Exercise goal: Show every line that has the string "green" in it.

Excerpts from a figure dataset

** Begin **

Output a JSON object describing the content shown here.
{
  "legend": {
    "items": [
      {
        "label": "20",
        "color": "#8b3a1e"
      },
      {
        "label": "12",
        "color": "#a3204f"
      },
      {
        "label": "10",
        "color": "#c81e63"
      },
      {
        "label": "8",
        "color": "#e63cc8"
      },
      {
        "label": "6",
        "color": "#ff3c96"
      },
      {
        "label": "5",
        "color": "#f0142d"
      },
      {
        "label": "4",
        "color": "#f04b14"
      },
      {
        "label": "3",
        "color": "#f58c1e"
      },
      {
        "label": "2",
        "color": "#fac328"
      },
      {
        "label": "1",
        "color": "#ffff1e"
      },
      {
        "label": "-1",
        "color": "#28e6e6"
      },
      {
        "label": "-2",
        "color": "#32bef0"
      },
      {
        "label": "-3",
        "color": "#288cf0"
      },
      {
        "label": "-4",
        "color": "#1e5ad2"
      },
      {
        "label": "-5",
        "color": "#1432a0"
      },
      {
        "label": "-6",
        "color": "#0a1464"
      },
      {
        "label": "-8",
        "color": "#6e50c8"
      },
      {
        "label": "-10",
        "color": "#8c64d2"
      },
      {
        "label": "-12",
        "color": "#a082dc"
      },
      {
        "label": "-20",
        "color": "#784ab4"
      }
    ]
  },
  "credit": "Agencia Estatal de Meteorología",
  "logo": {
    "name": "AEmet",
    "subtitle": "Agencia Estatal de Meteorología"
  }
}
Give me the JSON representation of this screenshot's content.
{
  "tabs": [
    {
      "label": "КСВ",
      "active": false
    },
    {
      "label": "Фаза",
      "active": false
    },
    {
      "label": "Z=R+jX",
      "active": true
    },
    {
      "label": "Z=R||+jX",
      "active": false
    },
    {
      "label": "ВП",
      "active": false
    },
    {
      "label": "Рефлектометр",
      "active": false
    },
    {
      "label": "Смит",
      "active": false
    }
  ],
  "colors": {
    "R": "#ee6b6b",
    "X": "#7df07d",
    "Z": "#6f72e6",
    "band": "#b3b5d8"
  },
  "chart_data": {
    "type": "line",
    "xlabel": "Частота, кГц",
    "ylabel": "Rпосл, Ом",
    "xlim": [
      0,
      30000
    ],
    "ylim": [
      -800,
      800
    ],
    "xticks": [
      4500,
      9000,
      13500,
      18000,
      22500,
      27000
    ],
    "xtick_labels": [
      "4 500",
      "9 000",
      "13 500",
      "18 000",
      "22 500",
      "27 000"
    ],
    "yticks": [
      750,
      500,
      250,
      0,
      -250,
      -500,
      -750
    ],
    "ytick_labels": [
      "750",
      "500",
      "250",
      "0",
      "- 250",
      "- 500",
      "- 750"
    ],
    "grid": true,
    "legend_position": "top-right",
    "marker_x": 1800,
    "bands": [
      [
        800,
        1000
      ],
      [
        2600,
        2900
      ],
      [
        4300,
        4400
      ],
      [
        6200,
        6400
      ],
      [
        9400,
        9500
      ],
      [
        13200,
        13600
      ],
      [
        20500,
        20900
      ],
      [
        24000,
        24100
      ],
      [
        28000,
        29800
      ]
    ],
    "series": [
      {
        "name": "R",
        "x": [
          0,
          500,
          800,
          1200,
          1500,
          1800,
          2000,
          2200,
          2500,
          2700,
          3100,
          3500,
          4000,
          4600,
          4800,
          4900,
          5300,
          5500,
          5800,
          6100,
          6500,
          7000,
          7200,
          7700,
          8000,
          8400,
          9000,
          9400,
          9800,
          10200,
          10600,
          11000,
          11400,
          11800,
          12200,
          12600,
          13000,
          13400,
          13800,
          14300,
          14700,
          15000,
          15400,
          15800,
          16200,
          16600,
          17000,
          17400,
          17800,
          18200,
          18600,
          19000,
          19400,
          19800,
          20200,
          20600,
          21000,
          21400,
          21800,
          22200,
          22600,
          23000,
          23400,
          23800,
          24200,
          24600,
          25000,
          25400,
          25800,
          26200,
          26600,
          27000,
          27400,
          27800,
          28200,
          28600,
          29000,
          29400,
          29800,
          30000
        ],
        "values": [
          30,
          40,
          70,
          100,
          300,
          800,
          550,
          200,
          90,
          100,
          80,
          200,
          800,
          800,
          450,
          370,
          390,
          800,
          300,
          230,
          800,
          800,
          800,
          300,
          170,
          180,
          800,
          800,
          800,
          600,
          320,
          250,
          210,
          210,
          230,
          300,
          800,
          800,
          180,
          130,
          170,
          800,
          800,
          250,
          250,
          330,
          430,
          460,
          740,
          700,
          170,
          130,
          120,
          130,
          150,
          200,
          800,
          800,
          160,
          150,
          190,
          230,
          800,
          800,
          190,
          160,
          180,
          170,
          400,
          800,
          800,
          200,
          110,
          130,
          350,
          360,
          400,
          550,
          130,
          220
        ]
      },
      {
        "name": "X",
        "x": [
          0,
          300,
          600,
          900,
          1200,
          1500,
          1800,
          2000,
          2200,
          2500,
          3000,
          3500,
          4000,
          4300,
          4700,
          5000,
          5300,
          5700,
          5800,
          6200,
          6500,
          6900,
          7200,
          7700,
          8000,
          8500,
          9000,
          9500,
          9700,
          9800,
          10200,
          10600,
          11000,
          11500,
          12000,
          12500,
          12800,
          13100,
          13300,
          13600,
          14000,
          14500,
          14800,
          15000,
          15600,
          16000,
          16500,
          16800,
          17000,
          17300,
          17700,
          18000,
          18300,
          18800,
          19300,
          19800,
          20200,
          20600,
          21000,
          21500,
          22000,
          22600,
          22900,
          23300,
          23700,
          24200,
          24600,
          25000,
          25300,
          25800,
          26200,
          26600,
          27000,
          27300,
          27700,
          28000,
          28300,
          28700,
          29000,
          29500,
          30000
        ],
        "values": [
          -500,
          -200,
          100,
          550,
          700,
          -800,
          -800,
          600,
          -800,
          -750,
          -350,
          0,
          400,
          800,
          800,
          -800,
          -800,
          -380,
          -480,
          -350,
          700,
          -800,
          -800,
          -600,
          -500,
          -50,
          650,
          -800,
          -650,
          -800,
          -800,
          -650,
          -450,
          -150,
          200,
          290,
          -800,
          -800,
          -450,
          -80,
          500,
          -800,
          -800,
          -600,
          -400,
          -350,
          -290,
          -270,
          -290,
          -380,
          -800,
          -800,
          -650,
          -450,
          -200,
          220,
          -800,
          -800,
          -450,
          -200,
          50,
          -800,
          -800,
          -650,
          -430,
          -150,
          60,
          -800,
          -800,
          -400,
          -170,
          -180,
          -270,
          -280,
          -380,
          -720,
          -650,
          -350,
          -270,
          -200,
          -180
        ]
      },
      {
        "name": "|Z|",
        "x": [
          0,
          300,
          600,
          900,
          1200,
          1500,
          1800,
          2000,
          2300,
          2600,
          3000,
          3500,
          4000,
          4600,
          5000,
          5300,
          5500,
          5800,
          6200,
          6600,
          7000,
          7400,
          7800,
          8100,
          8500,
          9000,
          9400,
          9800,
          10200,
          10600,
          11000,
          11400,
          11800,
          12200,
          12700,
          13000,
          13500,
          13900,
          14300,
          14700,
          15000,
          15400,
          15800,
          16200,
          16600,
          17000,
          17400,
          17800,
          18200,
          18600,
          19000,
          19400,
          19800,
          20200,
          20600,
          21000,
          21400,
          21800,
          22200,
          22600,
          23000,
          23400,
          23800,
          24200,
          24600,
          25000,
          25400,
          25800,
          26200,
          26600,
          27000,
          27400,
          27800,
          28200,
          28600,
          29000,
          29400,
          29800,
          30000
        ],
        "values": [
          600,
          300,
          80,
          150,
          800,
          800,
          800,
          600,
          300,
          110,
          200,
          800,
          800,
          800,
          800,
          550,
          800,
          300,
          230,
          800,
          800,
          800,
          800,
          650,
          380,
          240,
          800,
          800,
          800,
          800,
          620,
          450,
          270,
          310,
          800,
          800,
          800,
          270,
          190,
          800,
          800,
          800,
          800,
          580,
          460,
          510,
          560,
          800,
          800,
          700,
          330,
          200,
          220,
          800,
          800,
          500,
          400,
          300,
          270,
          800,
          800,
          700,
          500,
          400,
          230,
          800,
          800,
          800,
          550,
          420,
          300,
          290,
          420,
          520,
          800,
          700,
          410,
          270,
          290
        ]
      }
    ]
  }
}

** End **
** Begin **

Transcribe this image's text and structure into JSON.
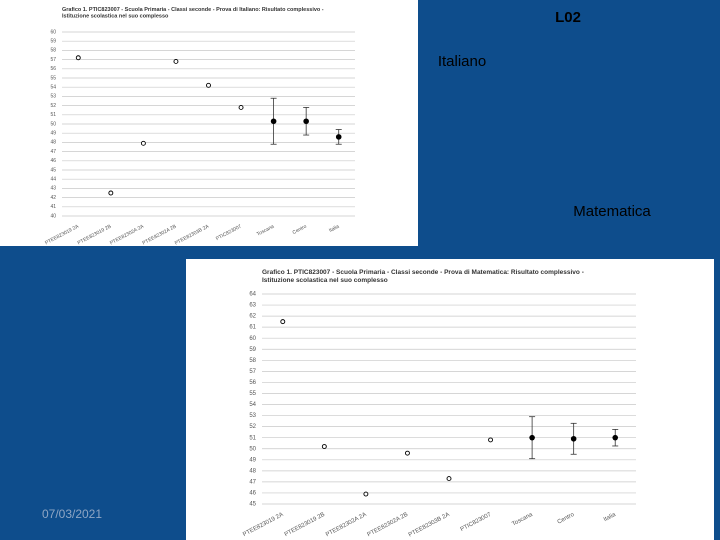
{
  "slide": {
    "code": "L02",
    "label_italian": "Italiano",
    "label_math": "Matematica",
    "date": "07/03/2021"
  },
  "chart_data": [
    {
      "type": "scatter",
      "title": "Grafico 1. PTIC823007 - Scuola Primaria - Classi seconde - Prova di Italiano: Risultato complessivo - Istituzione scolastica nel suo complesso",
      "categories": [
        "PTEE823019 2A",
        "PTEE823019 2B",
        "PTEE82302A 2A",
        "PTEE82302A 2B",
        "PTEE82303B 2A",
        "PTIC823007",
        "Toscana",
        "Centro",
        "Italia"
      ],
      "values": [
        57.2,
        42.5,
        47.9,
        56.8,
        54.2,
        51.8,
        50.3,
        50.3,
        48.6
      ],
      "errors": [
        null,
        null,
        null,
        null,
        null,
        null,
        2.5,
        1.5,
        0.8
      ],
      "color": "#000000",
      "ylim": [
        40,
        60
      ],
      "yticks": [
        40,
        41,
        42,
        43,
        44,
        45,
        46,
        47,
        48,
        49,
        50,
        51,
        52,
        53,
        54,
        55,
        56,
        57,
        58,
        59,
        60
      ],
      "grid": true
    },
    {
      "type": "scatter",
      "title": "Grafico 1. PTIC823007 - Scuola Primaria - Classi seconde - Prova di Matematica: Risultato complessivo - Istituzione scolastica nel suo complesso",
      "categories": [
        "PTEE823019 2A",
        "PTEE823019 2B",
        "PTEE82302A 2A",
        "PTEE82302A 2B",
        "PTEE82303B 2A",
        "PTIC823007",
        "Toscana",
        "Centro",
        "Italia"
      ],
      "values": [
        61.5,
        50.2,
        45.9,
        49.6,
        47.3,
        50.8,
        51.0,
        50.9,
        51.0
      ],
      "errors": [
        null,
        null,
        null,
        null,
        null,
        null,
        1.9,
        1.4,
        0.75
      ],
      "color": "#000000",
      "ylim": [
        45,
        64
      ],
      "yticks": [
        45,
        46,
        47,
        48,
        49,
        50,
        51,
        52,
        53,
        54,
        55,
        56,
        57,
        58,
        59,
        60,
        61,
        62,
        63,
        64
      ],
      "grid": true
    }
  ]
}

** End **
** Begin **

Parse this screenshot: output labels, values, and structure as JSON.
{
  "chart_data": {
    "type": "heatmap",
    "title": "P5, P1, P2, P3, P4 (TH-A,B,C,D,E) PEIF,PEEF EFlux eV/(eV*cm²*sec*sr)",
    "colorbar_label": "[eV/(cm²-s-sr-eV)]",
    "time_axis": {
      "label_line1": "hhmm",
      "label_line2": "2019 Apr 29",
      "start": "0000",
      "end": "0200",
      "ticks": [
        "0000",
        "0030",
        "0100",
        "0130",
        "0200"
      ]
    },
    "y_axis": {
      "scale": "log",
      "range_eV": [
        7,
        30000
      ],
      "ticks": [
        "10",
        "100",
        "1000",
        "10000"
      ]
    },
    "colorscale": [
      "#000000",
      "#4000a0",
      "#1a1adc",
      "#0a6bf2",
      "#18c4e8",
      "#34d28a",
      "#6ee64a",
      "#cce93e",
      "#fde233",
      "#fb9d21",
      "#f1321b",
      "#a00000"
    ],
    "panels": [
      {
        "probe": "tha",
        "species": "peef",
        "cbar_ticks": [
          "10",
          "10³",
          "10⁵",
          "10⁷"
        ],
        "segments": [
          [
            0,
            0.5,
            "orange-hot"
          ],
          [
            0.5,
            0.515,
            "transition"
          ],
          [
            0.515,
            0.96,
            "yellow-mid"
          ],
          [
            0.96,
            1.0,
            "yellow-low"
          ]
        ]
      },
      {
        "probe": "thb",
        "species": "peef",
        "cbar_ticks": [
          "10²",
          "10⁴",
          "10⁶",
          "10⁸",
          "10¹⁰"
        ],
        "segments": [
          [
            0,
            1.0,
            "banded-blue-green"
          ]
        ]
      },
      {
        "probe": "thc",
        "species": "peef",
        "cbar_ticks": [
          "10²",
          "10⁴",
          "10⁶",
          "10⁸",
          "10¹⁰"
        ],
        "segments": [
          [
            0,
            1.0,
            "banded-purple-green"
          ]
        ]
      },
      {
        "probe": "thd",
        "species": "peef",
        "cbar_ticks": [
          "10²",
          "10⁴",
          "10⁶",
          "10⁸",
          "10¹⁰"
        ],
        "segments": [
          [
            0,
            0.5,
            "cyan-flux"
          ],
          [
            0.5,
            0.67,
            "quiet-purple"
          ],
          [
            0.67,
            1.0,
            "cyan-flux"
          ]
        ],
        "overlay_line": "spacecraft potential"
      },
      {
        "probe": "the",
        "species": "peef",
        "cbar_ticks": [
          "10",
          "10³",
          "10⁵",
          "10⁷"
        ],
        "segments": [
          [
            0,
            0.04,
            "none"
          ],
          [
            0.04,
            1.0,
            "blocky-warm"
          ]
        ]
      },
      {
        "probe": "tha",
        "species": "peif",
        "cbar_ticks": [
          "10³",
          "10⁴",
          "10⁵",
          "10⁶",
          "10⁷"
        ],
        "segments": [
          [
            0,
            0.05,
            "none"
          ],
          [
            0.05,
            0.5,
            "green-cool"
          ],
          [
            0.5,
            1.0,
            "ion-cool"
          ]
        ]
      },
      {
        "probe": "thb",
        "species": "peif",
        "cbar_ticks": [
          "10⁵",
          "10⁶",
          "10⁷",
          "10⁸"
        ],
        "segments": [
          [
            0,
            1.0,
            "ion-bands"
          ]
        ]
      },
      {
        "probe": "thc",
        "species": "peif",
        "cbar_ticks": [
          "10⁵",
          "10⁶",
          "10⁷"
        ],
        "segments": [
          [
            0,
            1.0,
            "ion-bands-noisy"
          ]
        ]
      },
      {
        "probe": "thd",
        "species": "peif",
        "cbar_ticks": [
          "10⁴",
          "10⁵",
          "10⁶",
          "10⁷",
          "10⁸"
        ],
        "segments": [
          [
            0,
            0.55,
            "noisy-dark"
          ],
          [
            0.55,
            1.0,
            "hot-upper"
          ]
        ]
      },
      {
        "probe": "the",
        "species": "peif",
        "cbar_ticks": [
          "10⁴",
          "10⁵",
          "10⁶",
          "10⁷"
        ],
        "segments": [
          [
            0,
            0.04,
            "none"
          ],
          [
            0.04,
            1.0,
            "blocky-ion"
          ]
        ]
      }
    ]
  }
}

** End **

Solution below:
            "banded-blue-green"
            "banded-purple-green"
            "green-cool"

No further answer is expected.